_Task details_
What is needed here is an exact printout of the data, with no pictures included.

_Stored items_
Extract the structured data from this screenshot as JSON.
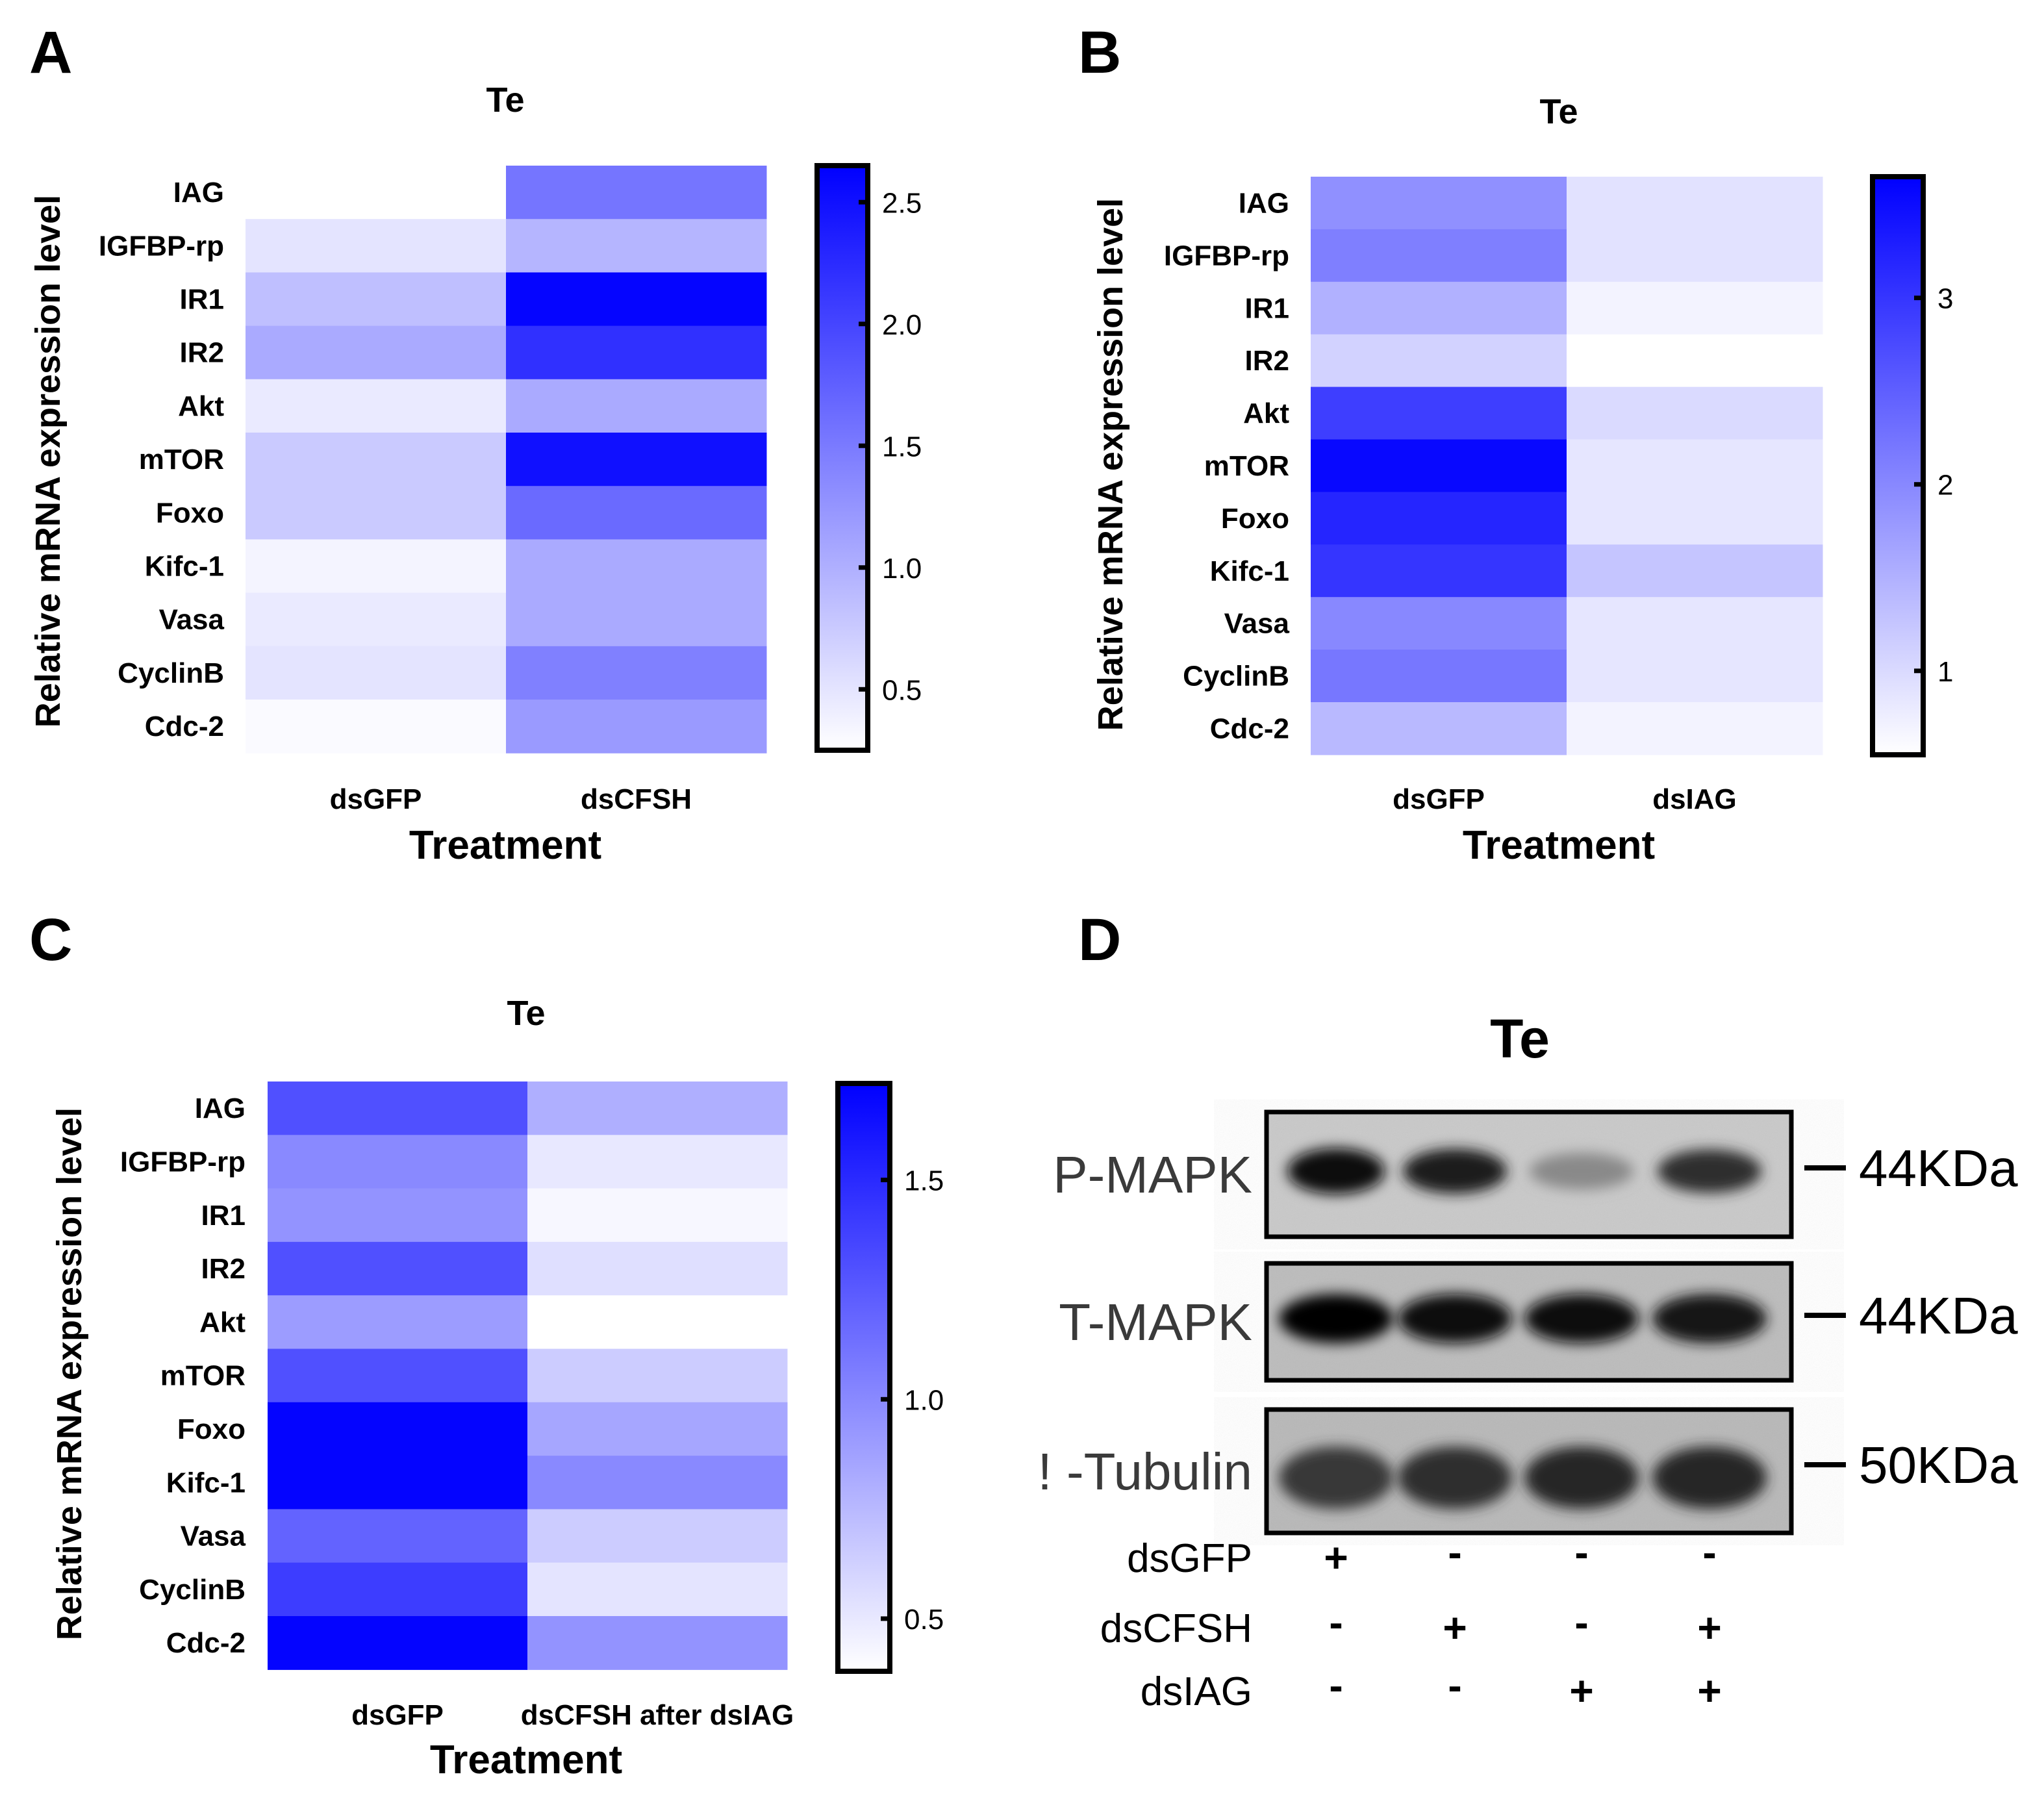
{
  "chart_data": [
    {
      "type": "heatmap",
      "panel": "A",
      "title": "Te",
      "xlabel": "Treatment",
      "ylabel": "Relative mRNA expression level",
      "categories": [
        "dsGFP",
        "dsCFSH"
      ],
      "genes": [
        "IAG",
        "IGFBP-rp",
        "IR1",
        "IR2",
        "Akt",
        "mTOR",
        "Foxo",
        "Kifc-1",
        "Vasa",
        "CyclinB",
        "Cdc-2"
      ],
      "values": [
        [
          0.2,
          1.55
        ],
        [
          0.5,
          0.95
        ],
        [
          0.85,
          2.6
        ],
        [
          1.05,
          2.2
        ],
        [
          0.45,
          1.05
        ],
        [
          0.75,
          2.5
        ],
        [
          0.75,
          1.65
        ],
        [
          0.35,
          1.05
        ],
        [
          0.45,
          1.05
        ],
        [
          0.5,
          1.45
        ],
        [
          0.3,
          1.2
        ]
      ],
      "colorbar": {
        "min": 0.25,
        "max": 2.65,
        "ticks": [
          "0.5",
          "1.0",
          "1.5",
          "2.0",
          "2.5"
        ],
        "tick_values": [
          0.5,
          1.0,
          1.5,
          2.0,
          2.5
        ]
      }
    },
    {
      "type": "heatmap",
      "panel": "B",
      "title": "Te",
      "xlabel": "Treatment",
      "ylabel": "Relative mRNA expression level",
      "categories": [
        "dsGFP",
        "dsIAG"
      ],
      "genes": [
        "IAG",
        "IGFBP-rp",
        "IR1",
        "IR2",
        "Akt",
        "mTOR",
        "Foxo",
        "Kifc-1",
        "Vasa",
        "CyclinB",
        "Cdc-2"
      ],
      "values": [
        [
          1.9,
          0.9
        ],
        [
          2.1,
          0.9
        ],
        [
          1.5,
          0.7
        ],
        [
          1.1,
          0.55
        ],
        [
          2.9,
          1.0
        ],
        [
          3.55,
          0.85
        ],
        [
          3.2,
          0.85
        ],
        [
          3.0,
          1.25
        ],
        [
          2.0,
          0.85
        ],
        [
          2.2,
          0.85
        ],
        [
          1.4,
          0.7
        ]
      ],
      "colorbar": {
        "min": 0.55,
        "max": 3.65,
        "ticks": [
          "1",
          "2",
          "3"
        ],
        "tick_values": [
          1,
          2,
          3
        ]
      }
    },
    {
      "type": "heatmap",
      "panel": "C",
      "title": "Te",
      "xlabel": "Treatment",
      "ylabel": "Relative mRNA expression level",
      "categories": [
        "dsGFP",
        "dsCFSH after dsIAG"
      ],
      "genes": [
        "IAG",
        "IGFBP-rp",
        "IR1",
        "IR2",
        "Akt",
        "mTOR",
        "Foxo",
        "Kifc-1",
        "Vasa",
        "CyclinB",
        "Cdc-2"
      ],
      "values": [
        [
          1.3,
          0.8
        ],
        [
          1.0,
          0.5
        ],
        [
          0.95,
          0.42
        ],
        [
          1.3,
          0.55
        ],
        [
          0.9,
          0.38
        ],
        [
          1.3,
          0.65
        ],
        [
          1.7,
          0.85
        ],
        [
          1.7,
          1.0
        ],
        [
          1.2,
          0.65
        ],
        [
          1.4,
          0.52
        ],
        [
          1.7,
          0.95
        ]
      ],
      "colorbar": {
        "min": 0.38,
        "max": 1.72,
        "ticks": [
          "0.5",
          "1.0",
          "1.5"
        ],
        "tick_values": [
          0.5,
          1.0,
          1.5
        ]
      }
    }
  ],
  "panels": {
    "A": {
      "letter": "A",
      "title": "Te",
      "x_title": "Treatment",
      "y_title": "Relative mRNA expression level"
    },
    "B": {
      "letter": "B",
      "title": "Te",
      "x_title": "Treatment",
      "y_title": "Relative mRNA expression level"
    },
    "C": {
      "letter": "C",
      "title": "Te",
      "x_title": "Treatment",
      "y_title": "Relative mRNA expression level"
    },
    "D": {
      "letter": "D",
      "title": "Te",
      "blots": [
        {
          "protein": "P-MAPK",
          "size": "44KDa",
          "band_intensity": [
            0.95,
            0.85,
            0.2,
            0.75
          ]
        },
        {
          "protein": "T-MAPK",
          "size": "44KDa",
          "band_intensity": [
            1.0,
            0.95,
            0.95,
            0.9
          ]
        },
        {
          "protein": "! -Tubulin",
          "size": "50KDa",
          "band_intensity": [
            0.7,
            0.75,
            0.8,
            0.8
          ]
        }
      ],
      "treatments": [
        {
          "name": "dsGFP",
          "signs": [
            "+",
            "-",
            "-",
            "-"
          ]
        },
        {
          "name": "dsCFSH",
          "signs": [
            "-",
            "+",
            "-",
            "+"
          ]
        },
        {
          "name": "dsIAG",
          "signs": [
            "-",
            "-",
            "+",
            "+"
          ]
        }
      ]
    }
  },
  "colors": {
    "high": "#0000ff",
    "low": "#ffffff",
    "frame": "#000000"
  }
}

_Result_
Extract the structured data from this screenshot as JSON.
{
  "chart_data": [
    {
      "type": "heatmap",
      "panel": "A",
      "title": "Te",
      "xlabel": "Treatment",
      "ylabel": "Relative mRNA expression level",
      "categories": [
        "dsGFP",
        "dsCFSH"
      ],
      "genes": [
        "IAG",
        "IGFBP-rp",
        "IR1",
        "IR2",
        "Akt",
        "mTOR",
        "Foxo",
        "Kifc-1",
        "Vasa",
        "CyclinB",
        "Cdc-2"
      ],
      "values": [
        [
          0.2,
          1.55
        ],
        [
          0.5,
          0.95
        ],
        [
          0.85,
          2.6
        ],
        [
          1.05,
          2.2
        ],
        [
          0.45,
          1.05
        ],
        [
          0.75,
          2.5
        ],
        [
          0.75,
          1.65
        ],
        [
          0.35,
          1.05
        ],
        [
          0.45,
          1.05
        ],
        [
          0.5,
          1.45
        ],
        [
          0.3,
          1.2
        ]
      ],
      "colorbar": {
        "min": 0.25,
        "max": 2.65,
        "ticks": [
          "0.5",
          "1.0",
          "1.5",
          "2.0",
          "2.5"
        ],
        "tick_values": [
          0.5,
          1.0,
          1.5,
          2.0,
          2.5
        ]
      }
    },
    {
      "type": "heatmap",
      "panel": "B",
      "title": "Te",
      "xlabel": "Treatment",
      "ylabel": "Relative mRNA expression level",
      "categories": [
        "dsGFP",
        "dsIAG"
      ],
      "genes": [
        "IAG",
        "IGFBP-rp",
        "IR1",
        "IR2",
        "Akt",
        "mTOR",
        "Foxo",
        "Kifc-1",
        "Vasa",
        "CyclinB",
        "Cdc-2"
      ],
      "values": [
        [
          1.9,
          0.9
        ],
        [
          2.1,
          0.9
        ],
        [
          1.5,
          0.7
        ],
        [
          1.1,
          0.55
        ],
        [
          2.9,
          1.0
        ],
        [
          3.55,
          0.85
        ],
        [
          3.2,
          0.85
        ],
        [
          3.0,
          1.25
        ],
        [
          2.0,
          0.85
        ],
        [
          2.2,
          0.85
        ],
        [
          1.4,
          0.7
        ]
      ],
      "colorbar": {
        "min": 0.55,
        "max": 3.65,
        "ticks": [
          "1",
          "2",
          "3"
        ],
        "tick_values": [
          1,
          2,
          3
        ]
      }
    },
    {
      "type": "heatmap",
      "panel": "C",
      "title": "Te",
      "xlabel": "Treatment",
      "ylabel": "Relative mRNA expression level",
      "categories": [
        "dsGFP",
        "dsCFSH after dsIAG"
      ],
      "genes": [
        "IAG",
        "IGFBP-rp",
        "IR1",
        "IR2",
        "Akt",
        "mTOR",
        "Foxo",
        "Kifc-1",
        "Vasa",
        "CyclinB",
        "Cdc-2"
      ],
      "values": [
        [
          1.3,
          0.8
        ],
        [
          1.0,
          0.5
        ],
        [
          0.95,
          0.42
        ],
        [
          1.3,
          0.55
        ],
        [
          0.9,
          0.38
        ],
        [
          1.3,
          0.65
        ],
        [
          1.7,
          0.85
        ],
        [
          1.7,
          1.0
        ],
        [
          1.2,
          0.65
        ],
        [
          1.4,
          0.52
        ],
        [
          1.7,
          0.95
        ]
      ],
      "colorbar": {
        "min": 0.38,
        "max": 1.72,
        "ticks": [
          "0.5",
          "1.0",
          "1.5"
        ],
        "tick_values": [
          0.5,
          1.0,
          1.5
        ]
      }
    }
  ],
  "panels": {
    "A": {
      "letter": "A",
      "title": "Te",
      "x_title": "Treatment",
      "y_title": "Relative mRNA expression level"
    },
    "B": {
      "letter": "B",
      "title": "Te",
      "x_title": "Treatment",
      "y_title": "Relative mRNA expression level"
    },
    "C": {
      "letter": "C",
      "title": "Te",
      "x_title": "Treatment",
      "y_title": "Relative mRNA expression level"
    },
    "D": {
      "letter": "D",
      "title": "Te",
      "blots": [
        {
          "protein": "P-MAPK",
          "size": "44KDa",
          "band_intensity": [
            0.95,
            0.85,
            0.2,
            0.75
          ]
        },
        {
          "protein": "T-MAPK",
          "size": "44KDa",
          "band_intensity": [
            1.0,
            0.95,
            0.95,
            0.9
          ]
        },
        {
          "protein": "! -Tubulin",
          "size": "50KDa",
          "band_intensity": [
            0.7,
            0.75,
            0.8,
            0.8
          ]
        }
      ],
      "treatments": [
        {
          "name": "dsGFP",
          "signs": [
            "+",
            "-",
            "-",
            "-"
          ]
        },
        {
          "name": "dsCFSH",
          "signs": [
            "-",
            "+",
            "-",
            "+"
          ]
        },
        {
          "name": "dsIAG",
          "signs": [
            "-",
            "-",
            "+",
            "+"
          ]
        }
      ]
    }
  },
  "colors": {
    "high": "#0000ff",
    "low": "#ffffff",
    "frame": "#000000"
  }
}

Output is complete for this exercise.